• [Data provided]
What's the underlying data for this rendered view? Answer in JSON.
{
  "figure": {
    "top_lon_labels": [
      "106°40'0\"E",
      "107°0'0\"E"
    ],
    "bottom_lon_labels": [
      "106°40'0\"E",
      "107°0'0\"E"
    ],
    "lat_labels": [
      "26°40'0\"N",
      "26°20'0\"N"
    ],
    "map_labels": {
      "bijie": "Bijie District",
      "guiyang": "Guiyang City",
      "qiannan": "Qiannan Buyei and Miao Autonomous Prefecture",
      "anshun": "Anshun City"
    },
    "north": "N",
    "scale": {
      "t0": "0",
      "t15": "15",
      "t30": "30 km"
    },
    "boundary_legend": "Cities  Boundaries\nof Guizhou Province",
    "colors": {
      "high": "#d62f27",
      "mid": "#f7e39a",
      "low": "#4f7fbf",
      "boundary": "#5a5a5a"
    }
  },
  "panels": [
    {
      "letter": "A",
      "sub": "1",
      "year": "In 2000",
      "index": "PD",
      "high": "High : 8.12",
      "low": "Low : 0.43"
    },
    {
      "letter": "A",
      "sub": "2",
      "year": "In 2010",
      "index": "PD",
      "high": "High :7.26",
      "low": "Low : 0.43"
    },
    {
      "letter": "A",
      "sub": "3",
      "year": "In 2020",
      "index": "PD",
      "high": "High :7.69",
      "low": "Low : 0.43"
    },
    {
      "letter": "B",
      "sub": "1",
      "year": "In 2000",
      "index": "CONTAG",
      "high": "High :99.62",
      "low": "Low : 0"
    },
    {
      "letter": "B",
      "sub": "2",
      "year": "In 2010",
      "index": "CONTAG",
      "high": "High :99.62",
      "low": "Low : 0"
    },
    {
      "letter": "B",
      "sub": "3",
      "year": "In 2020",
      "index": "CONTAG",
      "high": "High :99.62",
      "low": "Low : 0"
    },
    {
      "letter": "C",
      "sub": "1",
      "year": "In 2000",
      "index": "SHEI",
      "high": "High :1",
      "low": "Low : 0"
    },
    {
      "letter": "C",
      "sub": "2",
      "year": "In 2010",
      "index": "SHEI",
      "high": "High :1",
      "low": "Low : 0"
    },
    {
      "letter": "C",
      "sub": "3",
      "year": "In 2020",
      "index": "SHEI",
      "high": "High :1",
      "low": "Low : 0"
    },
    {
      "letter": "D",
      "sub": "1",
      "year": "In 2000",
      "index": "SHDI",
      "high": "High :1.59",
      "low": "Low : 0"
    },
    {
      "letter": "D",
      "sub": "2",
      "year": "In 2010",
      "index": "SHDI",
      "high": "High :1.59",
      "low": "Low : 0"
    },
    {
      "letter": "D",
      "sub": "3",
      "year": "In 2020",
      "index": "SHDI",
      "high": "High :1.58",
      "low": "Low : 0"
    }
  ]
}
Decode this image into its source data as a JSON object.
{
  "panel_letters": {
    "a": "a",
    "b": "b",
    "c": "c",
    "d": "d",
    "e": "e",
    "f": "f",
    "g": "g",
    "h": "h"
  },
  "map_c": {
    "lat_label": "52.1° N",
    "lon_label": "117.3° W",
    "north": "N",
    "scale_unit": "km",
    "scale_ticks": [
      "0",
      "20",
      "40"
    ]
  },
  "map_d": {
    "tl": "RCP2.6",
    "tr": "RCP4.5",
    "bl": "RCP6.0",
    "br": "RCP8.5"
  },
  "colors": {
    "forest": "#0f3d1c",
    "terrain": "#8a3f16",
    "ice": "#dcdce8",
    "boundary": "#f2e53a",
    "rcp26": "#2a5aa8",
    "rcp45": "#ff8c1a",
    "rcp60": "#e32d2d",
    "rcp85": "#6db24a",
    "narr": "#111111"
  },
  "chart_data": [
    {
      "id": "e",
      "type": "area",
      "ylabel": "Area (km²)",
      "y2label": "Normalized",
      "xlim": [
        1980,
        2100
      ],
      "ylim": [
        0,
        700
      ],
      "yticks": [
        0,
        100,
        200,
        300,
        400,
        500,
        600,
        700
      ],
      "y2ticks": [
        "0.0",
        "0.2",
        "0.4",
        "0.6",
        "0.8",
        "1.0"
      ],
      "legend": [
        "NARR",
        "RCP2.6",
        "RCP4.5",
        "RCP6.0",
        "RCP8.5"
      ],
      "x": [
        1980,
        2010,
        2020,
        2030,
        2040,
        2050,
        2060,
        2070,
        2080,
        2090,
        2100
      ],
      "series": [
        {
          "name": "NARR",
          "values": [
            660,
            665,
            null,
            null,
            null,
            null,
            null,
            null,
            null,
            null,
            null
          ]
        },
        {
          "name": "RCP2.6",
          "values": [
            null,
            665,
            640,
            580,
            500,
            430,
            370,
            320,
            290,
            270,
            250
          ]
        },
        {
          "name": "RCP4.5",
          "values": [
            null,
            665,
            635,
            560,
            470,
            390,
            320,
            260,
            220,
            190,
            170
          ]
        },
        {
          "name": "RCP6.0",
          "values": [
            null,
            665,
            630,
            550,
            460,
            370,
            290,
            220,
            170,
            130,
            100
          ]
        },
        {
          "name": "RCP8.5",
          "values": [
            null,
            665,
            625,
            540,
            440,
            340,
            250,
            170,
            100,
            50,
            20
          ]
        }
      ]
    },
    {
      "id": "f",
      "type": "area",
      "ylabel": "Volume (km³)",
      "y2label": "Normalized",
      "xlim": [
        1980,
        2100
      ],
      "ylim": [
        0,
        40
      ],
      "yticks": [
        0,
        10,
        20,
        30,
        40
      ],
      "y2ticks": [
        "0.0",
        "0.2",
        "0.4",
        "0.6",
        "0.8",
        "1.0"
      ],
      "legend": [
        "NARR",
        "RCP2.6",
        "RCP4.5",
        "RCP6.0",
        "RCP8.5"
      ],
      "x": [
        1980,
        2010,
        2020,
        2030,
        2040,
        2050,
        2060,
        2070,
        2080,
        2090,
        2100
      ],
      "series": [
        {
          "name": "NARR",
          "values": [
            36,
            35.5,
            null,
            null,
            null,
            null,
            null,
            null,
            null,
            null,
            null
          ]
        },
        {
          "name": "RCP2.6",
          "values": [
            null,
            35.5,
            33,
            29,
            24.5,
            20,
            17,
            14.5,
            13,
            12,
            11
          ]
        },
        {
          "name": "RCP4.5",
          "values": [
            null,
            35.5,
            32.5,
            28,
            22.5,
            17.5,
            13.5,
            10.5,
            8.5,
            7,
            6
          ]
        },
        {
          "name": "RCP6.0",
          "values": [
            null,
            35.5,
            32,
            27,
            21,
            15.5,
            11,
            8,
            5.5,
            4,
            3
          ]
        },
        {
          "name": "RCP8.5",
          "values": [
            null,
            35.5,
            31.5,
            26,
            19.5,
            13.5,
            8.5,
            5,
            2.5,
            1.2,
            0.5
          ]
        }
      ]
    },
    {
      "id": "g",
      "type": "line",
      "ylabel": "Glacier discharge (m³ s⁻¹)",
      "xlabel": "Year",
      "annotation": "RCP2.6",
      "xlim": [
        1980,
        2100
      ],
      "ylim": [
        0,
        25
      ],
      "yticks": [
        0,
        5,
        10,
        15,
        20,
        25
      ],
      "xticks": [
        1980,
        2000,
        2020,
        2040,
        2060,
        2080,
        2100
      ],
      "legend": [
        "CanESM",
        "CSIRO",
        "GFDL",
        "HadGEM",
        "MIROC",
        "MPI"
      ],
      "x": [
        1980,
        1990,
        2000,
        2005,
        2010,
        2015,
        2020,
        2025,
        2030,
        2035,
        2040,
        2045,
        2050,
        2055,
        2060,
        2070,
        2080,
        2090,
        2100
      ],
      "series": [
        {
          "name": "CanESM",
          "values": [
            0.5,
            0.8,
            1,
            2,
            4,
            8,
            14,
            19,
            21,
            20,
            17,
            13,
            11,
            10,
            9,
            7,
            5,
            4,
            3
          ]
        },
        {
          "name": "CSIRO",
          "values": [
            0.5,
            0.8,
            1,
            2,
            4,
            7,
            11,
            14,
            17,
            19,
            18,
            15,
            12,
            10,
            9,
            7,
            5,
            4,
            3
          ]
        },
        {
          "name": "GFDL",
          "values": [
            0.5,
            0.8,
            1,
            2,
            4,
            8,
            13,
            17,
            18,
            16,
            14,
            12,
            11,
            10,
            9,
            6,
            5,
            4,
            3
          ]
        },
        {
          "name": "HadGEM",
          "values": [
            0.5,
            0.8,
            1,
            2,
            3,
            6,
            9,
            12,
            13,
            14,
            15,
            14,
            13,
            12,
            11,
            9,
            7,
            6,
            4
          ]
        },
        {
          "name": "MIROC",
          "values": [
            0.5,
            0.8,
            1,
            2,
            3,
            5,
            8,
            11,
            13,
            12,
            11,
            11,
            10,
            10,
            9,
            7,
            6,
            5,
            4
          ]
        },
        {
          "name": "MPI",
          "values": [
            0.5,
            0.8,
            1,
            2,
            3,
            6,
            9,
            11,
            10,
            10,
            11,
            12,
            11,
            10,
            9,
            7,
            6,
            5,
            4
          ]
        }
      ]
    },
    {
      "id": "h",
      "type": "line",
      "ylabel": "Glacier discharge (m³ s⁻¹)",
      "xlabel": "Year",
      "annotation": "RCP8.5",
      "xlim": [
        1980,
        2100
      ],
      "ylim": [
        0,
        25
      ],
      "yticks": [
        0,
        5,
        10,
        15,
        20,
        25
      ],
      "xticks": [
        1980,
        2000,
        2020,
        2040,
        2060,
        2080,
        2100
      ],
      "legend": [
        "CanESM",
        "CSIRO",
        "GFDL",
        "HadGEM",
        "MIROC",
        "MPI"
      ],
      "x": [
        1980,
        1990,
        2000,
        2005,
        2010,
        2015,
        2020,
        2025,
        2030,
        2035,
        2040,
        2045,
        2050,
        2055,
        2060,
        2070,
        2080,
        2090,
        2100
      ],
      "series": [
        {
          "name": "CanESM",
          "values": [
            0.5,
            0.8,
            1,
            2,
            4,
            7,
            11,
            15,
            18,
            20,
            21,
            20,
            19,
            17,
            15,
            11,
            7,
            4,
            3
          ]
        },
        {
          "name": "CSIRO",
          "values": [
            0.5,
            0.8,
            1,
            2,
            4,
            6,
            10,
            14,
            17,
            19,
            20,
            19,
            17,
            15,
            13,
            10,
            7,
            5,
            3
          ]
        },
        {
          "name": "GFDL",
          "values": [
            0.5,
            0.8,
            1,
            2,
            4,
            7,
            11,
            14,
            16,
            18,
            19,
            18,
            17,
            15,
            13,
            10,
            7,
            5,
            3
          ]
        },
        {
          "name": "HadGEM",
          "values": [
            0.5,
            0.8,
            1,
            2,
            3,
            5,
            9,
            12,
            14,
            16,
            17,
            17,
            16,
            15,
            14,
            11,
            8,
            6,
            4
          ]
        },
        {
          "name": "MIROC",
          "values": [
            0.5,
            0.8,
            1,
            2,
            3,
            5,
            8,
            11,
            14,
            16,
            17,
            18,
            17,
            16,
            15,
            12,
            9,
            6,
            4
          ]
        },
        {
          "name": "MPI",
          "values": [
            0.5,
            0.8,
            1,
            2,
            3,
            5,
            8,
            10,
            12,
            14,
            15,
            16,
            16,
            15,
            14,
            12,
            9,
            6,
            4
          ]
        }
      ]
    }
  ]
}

• [Stated problem] Report how many lines of the listing above include the word "this". Say nothing but the number.

• [Reply] 2